_DATA PROVIDED_:
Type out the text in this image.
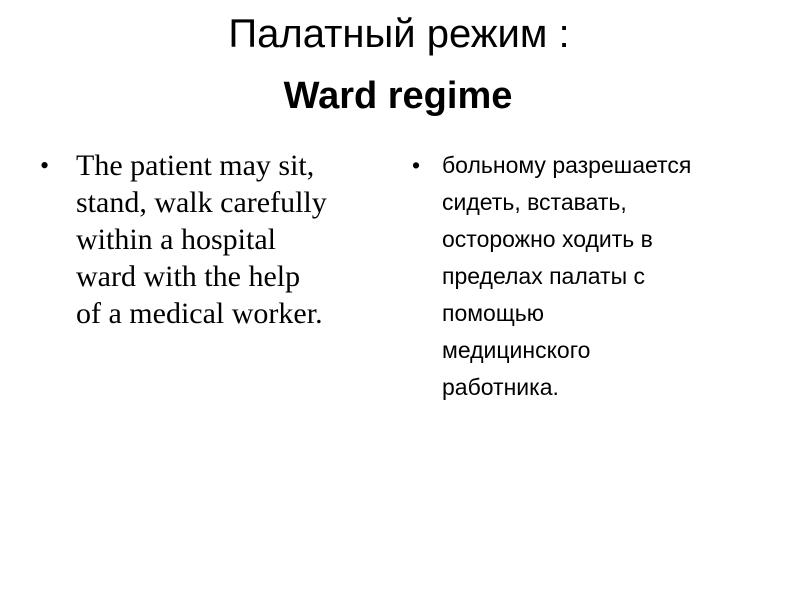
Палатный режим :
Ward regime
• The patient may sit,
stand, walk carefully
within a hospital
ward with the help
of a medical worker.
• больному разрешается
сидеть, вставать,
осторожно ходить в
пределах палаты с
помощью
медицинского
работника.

_GIVEN EXERCISE_: Go through the material above and print all of it exactly, except the pictures.

_WRITTEN SOLUTION_:
Type out the text in this image.
Палатный режим :
Ward regime
• The patient may sit,
stand, walk carefully
within a hospital
ward with the help
of a medical worker.
• больному разрешается
сидеть, вставать,
осторожно ходить в
пределах палаты с
помощью
медицинского
работника.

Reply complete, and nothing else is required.